» Required task:
Pull every line holding the string "Pitkowitz" from the records below.

Dataset items:
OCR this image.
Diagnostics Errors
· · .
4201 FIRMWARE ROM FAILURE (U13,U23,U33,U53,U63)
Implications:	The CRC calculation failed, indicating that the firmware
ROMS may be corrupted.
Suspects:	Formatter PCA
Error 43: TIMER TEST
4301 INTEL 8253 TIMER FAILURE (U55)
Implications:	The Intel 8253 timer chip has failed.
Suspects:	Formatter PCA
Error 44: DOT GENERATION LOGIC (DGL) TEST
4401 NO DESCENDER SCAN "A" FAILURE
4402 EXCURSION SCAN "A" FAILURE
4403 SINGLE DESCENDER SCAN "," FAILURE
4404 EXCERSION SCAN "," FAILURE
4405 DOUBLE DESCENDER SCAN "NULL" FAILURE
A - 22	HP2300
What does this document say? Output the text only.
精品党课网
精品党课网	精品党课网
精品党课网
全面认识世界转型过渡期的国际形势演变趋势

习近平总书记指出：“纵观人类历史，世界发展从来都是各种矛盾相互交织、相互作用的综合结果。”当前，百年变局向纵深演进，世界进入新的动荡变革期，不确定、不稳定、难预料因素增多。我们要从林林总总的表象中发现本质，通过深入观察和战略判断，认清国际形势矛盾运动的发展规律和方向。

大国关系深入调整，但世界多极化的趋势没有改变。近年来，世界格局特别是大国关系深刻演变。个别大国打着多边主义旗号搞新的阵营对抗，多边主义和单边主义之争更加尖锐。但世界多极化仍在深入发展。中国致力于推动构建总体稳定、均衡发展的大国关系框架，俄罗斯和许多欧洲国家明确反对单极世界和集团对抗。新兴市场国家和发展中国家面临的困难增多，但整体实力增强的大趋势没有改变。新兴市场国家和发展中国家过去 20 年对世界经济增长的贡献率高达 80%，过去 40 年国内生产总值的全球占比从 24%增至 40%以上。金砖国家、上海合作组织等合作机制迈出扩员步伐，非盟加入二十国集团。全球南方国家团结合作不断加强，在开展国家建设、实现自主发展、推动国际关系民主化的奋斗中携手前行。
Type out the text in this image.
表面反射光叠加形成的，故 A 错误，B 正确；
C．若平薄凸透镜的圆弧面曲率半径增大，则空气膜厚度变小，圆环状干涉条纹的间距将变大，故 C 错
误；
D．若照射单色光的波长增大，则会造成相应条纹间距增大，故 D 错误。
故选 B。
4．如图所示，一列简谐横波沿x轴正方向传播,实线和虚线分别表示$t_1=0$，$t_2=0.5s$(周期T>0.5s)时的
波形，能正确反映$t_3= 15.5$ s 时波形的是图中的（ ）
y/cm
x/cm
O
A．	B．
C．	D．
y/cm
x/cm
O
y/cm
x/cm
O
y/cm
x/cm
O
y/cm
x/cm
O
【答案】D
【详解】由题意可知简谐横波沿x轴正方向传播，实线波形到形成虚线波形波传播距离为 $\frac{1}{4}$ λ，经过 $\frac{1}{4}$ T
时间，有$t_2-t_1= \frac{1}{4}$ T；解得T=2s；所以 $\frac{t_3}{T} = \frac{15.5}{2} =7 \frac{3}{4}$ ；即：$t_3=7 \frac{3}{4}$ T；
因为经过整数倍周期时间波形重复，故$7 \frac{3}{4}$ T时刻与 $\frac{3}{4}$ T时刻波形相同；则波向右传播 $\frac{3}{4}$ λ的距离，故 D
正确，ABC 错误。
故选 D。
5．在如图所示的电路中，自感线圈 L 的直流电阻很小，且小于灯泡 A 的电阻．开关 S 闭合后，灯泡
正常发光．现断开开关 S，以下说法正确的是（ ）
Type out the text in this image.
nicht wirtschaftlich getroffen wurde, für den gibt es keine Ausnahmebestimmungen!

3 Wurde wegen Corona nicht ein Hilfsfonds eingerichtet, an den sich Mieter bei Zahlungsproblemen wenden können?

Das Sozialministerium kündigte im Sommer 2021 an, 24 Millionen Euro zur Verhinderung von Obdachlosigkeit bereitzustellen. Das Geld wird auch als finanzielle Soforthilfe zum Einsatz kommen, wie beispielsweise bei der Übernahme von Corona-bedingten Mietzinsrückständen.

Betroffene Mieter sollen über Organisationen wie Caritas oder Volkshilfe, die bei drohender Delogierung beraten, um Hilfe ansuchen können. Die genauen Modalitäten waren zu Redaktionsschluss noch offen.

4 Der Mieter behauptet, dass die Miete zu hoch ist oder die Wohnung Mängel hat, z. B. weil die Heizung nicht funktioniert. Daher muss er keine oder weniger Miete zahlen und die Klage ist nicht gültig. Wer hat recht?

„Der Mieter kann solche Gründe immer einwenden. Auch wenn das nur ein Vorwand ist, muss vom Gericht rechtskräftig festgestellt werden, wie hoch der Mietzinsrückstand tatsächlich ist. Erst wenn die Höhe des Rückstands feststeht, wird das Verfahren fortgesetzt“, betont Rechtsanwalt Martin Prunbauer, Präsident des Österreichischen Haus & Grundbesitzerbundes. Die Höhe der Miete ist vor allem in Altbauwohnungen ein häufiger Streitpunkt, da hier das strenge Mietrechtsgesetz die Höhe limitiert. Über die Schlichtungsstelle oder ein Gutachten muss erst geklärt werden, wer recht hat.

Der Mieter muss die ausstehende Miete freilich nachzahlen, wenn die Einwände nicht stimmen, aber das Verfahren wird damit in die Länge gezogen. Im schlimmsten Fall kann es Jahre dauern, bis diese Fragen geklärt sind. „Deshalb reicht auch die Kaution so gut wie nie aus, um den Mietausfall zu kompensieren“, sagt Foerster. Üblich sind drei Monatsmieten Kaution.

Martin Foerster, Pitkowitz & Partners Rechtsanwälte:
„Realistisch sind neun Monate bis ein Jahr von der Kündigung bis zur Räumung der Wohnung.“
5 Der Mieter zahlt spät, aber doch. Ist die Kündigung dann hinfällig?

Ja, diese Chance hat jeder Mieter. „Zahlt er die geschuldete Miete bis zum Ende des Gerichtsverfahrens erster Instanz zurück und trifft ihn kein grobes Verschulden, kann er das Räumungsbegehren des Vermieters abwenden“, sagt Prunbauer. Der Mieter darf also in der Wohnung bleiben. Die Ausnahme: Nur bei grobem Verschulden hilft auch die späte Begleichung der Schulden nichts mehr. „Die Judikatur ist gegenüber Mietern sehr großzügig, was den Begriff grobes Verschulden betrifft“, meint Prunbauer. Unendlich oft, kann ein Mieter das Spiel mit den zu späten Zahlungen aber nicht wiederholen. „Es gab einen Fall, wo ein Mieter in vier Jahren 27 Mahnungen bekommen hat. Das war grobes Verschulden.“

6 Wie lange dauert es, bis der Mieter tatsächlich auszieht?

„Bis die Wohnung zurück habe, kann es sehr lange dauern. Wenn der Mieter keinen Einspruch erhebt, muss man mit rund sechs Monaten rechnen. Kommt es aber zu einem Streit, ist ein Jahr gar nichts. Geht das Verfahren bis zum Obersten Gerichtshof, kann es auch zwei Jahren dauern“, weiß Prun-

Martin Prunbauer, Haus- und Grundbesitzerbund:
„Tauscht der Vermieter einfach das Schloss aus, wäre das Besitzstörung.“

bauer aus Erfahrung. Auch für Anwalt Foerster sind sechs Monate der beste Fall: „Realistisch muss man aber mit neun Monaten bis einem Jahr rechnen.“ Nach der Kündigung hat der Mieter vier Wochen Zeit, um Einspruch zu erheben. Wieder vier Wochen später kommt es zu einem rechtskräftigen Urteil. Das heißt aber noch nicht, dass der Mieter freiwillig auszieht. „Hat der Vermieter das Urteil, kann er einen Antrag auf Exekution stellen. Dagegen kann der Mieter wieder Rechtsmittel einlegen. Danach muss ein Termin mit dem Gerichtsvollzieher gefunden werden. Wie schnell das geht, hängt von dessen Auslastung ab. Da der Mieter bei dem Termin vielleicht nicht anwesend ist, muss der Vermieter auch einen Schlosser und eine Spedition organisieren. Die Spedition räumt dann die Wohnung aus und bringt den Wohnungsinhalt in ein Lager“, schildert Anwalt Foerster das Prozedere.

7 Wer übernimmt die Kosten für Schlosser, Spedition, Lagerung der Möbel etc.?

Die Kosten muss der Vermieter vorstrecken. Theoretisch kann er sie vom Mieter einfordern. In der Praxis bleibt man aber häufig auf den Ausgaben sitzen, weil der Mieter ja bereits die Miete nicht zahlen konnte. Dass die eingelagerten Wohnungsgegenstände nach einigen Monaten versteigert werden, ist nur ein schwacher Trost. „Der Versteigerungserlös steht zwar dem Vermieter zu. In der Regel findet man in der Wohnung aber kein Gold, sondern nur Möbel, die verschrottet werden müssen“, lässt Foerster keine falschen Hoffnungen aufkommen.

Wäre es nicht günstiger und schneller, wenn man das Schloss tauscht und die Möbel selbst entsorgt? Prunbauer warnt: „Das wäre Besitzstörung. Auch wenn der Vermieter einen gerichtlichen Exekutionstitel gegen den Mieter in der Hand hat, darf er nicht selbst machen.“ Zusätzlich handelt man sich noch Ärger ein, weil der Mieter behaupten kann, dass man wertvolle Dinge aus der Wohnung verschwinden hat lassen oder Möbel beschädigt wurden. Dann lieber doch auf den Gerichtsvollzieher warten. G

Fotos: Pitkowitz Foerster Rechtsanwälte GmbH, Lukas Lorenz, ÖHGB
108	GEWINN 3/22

» Solution below:
Martin Foerster, Pitkowitz & Partners Rechtsanwälte:
Fotos: Pitkowitz Foerster Rechtsanwälte GmbH, Lukas Lorenz, ÖHGB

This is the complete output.